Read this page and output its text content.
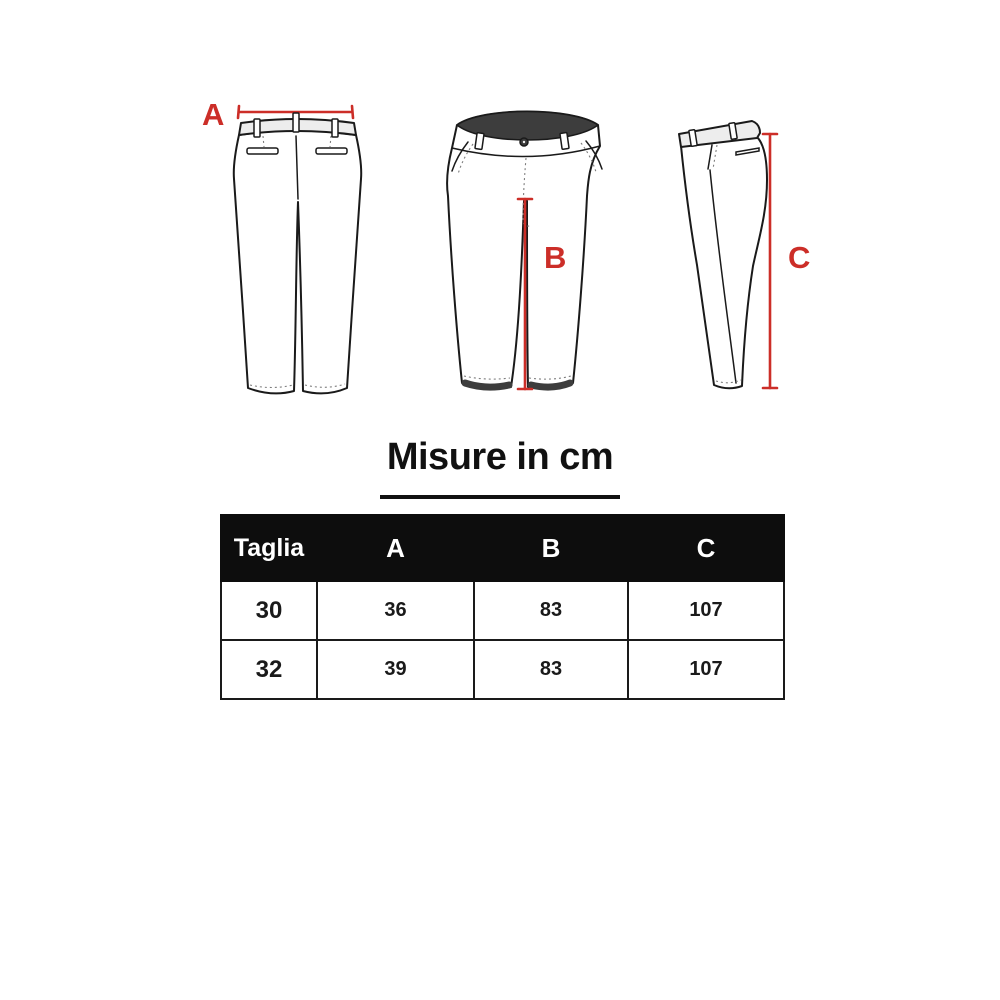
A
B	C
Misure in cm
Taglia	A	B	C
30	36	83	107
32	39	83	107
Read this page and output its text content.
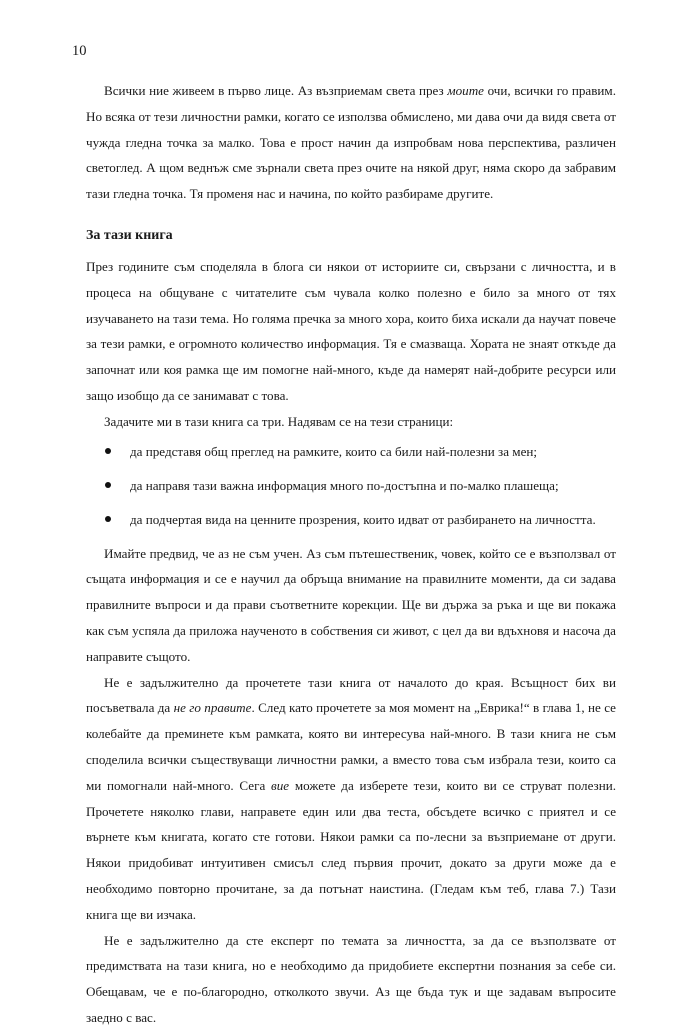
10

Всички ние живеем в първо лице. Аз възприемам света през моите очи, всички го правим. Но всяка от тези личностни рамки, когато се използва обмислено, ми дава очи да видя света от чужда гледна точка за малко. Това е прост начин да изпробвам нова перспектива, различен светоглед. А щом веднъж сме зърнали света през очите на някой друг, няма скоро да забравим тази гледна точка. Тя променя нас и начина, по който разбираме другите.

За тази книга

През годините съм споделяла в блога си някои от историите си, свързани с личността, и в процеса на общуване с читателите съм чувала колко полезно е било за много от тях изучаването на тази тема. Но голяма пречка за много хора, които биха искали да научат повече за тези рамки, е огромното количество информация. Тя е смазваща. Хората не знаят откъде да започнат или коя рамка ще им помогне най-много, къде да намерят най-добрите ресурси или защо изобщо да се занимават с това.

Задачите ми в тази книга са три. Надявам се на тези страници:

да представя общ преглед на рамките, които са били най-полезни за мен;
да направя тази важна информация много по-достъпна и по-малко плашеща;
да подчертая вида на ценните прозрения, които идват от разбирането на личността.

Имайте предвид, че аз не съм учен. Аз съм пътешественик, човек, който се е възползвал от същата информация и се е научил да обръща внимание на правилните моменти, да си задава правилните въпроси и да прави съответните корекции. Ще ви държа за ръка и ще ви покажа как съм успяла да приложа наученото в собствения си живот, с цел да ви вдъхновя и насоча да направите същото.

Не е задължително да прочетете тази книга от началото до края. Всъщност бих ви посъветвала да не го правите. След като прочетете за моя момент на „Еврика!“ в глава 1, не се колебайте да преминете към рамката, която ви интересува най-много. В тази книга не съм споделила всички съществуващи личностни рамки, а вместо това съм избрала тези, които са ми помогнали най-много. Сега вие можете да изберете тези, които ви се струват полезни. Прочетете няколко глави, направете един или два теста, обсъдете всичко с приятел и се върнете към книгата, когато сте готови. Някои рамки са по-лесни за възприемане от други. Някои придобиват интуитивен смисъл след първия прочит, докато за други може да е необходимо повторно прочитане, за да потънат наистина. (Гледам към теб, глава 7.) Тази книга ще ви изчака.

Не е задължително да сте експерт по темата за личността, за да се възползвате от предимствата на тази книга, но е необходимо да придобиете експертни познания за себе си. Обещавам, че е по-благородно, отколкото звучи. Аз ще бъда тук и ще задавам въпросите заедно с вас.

• • •

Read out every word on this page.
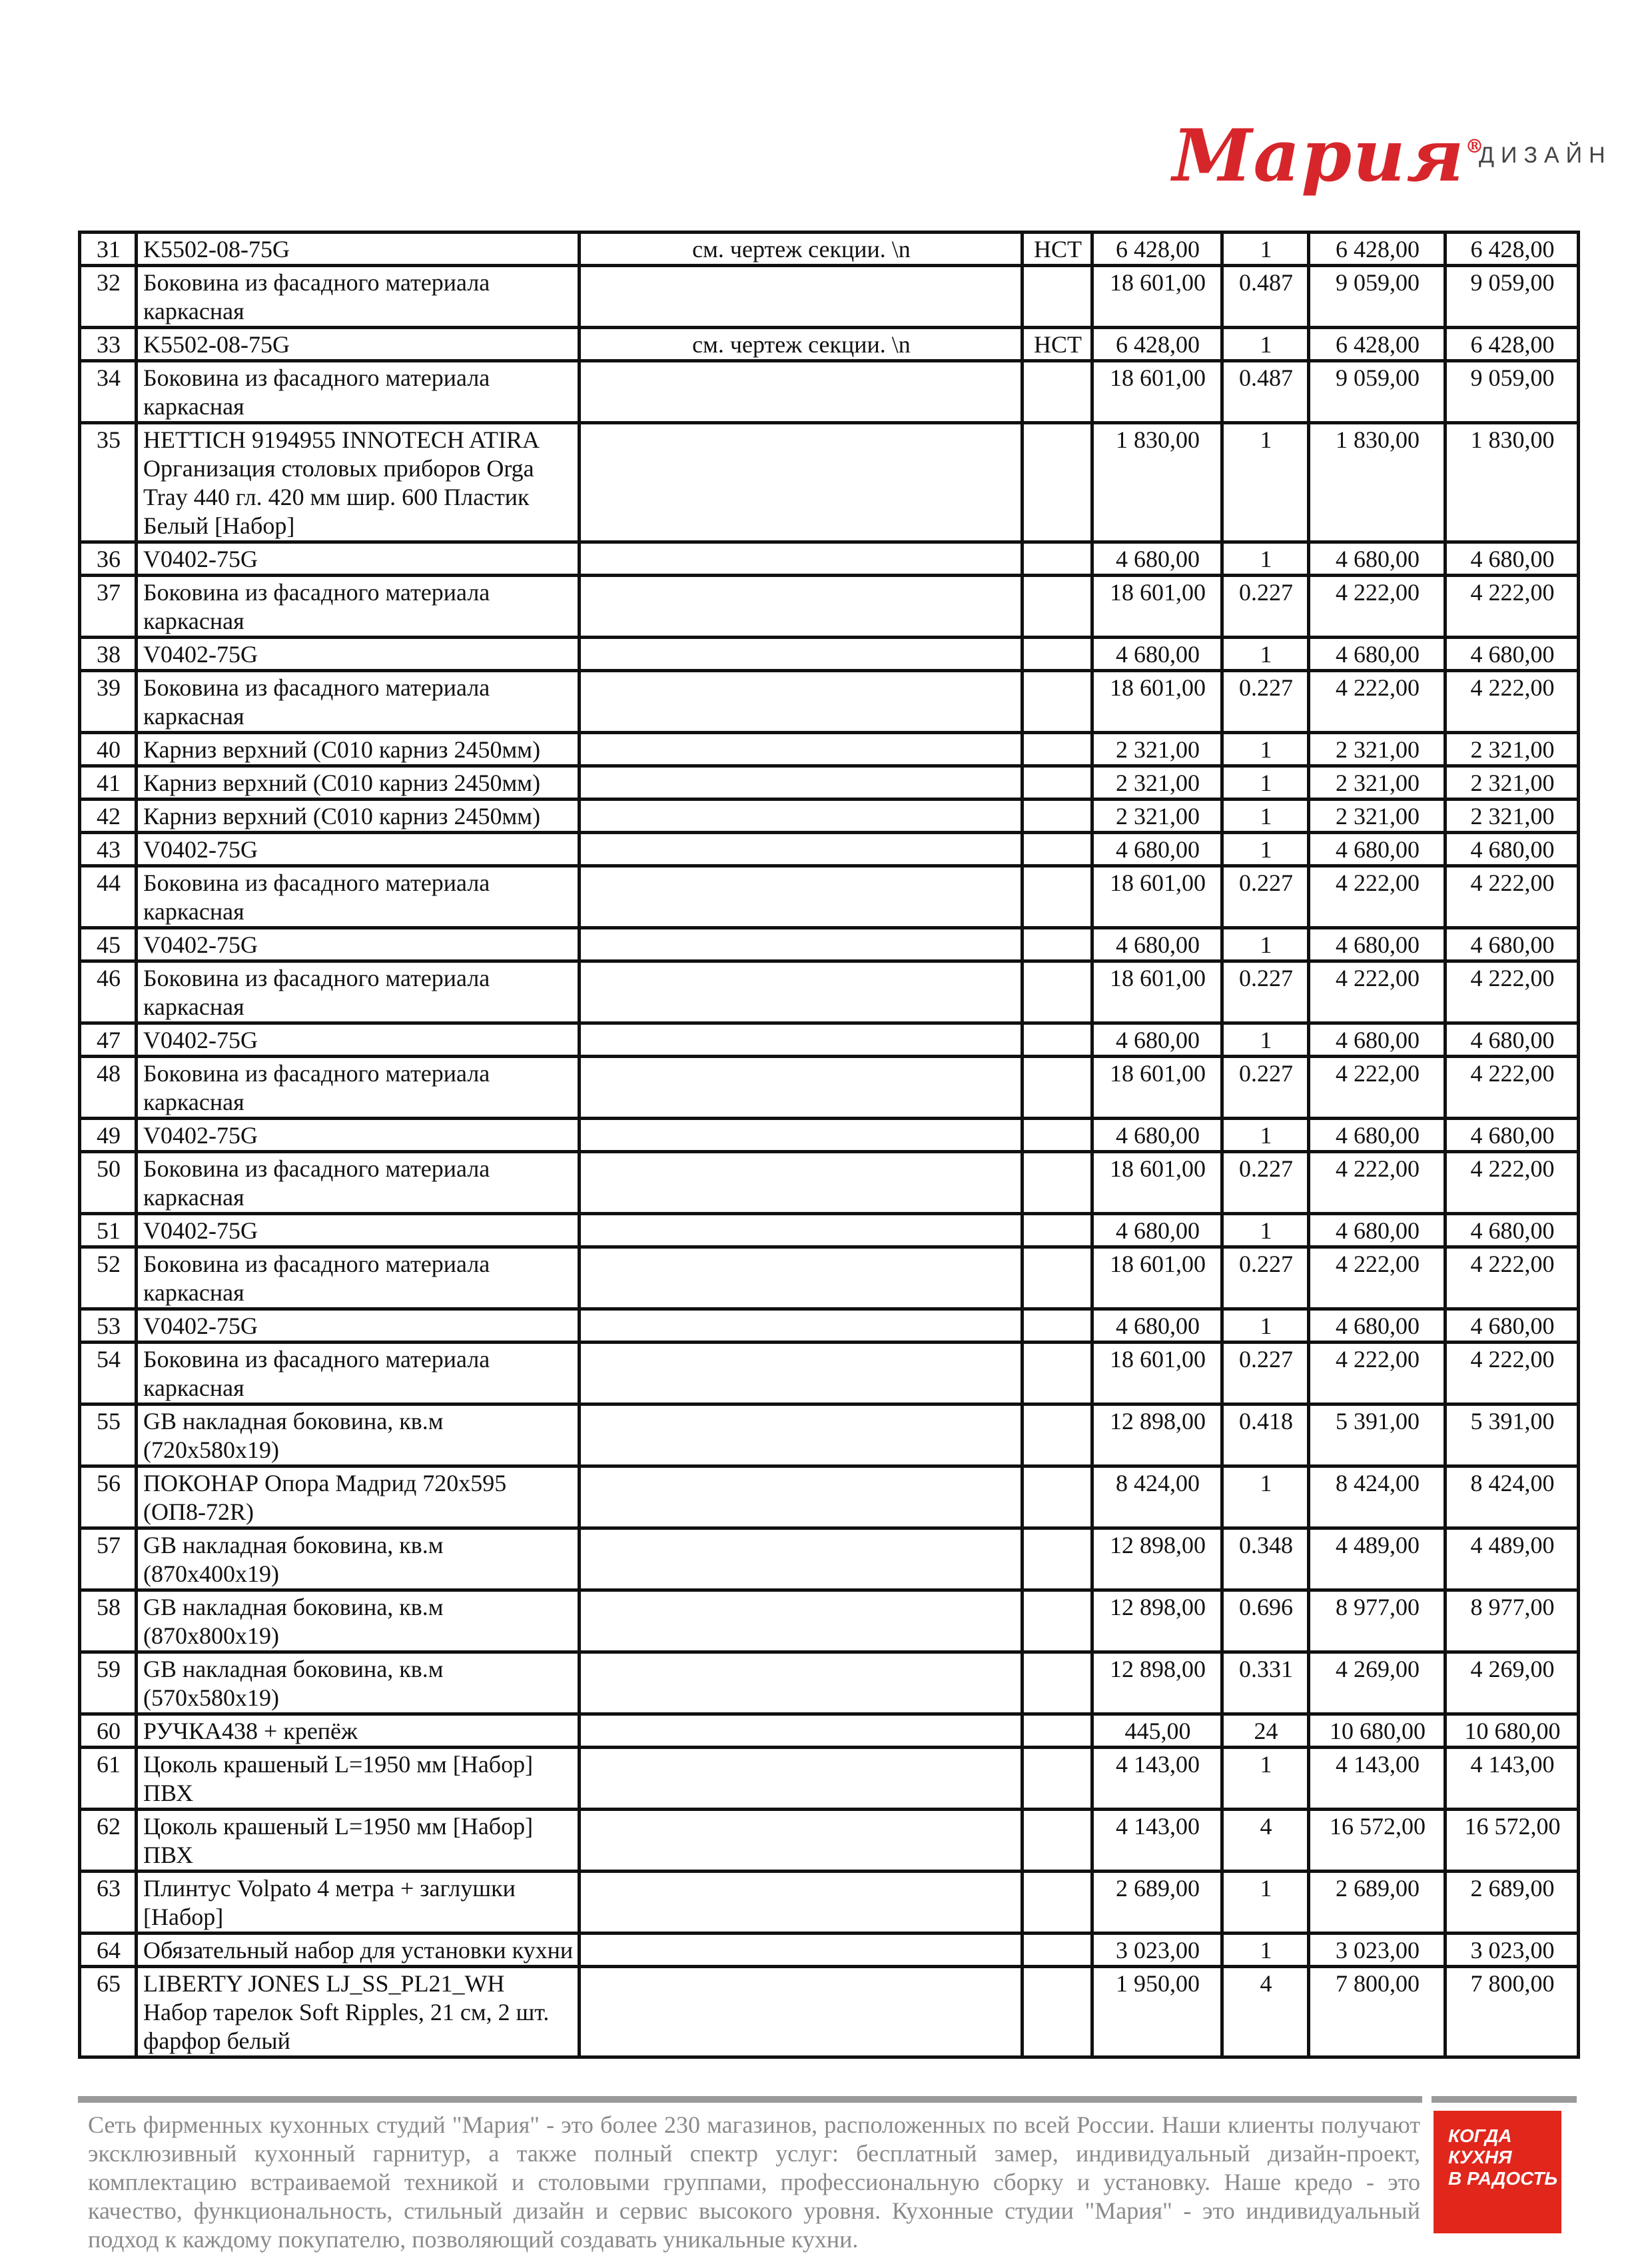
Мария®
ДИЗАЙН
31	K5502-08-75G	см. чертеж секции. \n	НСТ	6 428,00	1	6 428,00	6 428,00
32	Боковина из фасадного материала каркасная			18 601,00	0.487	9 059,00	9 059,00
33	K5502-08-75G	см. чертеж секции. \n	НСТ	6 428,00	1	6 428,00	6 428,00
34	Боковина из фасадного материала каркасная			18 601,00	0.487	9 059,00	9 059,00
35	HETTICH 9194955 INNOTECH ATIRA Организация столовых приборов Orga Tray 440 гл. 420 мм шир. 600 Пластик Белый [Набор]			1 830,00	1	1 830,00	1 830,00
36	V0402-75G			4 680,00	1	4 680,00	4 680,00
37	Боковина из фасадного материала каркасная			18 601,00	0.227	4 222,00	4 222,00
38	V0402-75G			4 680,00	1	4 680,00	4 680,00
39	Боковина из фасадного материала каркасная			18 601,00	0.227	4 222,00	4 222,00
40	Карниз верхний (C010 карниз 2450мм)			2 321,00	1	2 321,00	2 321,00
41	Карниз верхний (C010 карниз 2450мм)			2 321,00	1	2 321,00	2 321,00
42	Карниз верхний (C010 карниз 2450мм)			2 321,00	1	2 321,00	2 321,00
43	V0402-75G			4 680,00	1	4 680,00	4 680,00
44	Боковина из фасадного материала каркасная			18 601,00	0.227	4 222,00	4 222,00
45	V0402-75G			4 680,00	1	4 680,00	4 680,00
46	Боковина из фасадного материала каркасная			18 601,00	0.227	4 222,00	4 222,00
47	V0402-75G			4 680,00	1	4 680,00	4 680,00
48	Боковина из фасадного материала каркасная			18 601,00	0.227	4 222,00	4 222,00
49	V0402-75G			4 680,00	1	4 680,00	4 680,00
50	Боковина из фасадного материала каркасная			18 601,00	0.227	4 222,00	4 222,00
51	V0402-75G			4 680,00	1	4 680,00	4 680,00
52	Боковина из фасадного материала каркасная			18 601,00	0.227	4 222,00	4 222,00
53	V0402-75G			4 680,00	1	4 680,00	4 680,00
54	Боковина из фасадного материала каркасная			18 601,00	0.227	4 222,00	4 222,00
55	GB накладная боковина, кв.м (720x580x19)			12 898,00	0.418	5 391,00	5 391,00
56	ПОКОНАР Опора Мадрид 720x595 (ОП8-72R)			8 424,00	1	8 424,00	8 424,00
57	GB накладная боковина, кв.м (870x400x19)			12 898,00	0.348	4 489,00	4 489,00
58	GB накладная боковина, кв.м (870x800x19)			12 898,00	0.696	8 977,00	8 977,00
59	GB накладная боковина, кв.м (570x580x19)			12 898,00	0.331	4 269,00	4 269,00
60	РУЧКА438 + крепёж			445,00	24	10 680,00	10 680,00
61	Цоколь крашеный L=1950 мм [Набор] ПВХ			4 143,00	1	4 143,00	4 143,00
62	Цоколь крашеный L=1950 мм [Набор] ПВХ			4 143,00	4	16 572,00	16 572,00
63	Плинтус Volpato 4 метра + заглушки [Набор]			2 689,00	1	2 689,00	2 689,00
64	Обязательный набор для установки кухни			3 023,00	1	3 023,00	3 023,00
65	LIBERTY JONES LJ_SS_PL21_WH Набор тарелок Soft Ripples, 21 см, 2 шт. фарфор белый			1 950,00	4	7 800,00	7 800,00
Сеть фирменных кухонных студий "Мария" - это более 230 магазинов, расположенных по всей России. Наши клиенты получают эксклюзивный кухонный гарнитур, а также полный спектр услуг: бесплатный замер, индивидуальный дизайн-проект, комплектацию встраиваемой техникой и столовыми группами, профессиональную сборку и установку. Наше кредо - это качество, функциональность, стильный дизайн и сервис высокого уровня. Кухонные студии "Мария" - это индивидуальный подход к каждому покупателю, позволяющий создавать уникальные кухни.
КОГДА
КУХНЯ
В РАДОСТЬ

• • •

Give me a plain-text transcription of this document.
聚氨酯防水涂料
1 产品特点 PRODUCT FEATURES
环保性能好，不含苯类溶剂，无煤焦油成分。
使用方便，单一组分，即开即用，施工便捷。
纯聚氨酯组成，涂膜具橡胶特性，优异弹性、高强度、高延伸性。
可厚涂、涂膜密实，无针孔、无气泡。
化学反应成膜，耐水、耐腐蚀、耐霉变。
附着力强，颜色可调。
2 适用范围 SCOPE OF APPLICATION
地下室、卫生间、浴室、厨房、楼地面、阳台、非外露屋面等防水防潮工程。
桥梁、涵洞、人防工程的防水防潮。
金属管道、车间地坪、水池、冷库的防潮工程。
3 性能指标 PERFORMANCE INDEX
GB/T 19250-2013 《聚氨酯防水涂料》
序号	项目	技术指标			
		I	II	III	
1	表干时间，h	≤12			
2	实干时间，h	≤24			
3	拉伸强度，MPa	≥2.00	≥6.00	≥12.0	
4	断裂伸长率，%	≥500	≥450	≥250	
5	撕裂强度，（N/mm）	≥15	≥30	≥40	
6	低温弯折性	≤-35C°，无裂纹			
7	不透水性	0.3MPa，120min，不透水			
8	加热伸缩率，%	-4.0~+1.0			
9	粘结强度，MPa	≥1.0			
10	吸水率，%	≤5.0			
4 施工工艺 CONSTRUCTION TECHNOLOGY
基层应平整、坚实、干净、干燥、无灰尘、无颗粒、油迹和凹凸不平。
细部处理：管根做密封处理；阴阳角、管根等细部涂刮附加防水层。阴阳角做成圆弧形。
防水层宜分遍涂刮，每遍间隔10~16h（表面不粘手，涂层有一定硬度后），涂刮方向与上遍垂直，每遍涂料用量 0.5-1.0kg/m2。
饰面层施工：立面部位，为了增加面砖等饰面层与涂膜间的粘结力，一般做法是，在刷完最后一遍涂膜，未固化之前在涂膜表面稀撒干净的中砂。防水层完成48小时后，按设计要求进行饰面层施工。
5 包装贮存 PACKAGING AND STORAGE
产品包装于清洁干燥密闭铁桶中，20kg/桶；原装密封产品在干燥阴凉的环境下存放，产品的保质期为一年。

• • •

- [SHORT EXERCISE]: Select and copy every line of the material that holds the string "чертеж".

- [FINISHED EXERCISE]:
31	K5502-08-75G	см. чертеж секции. \n	НСТ	6 428,00	1	6 428,00	6 428,00
33	K5502-08-75G	см. чертеж секции. \n	НСТ	6 428,00	1	6 428,00	6 428,00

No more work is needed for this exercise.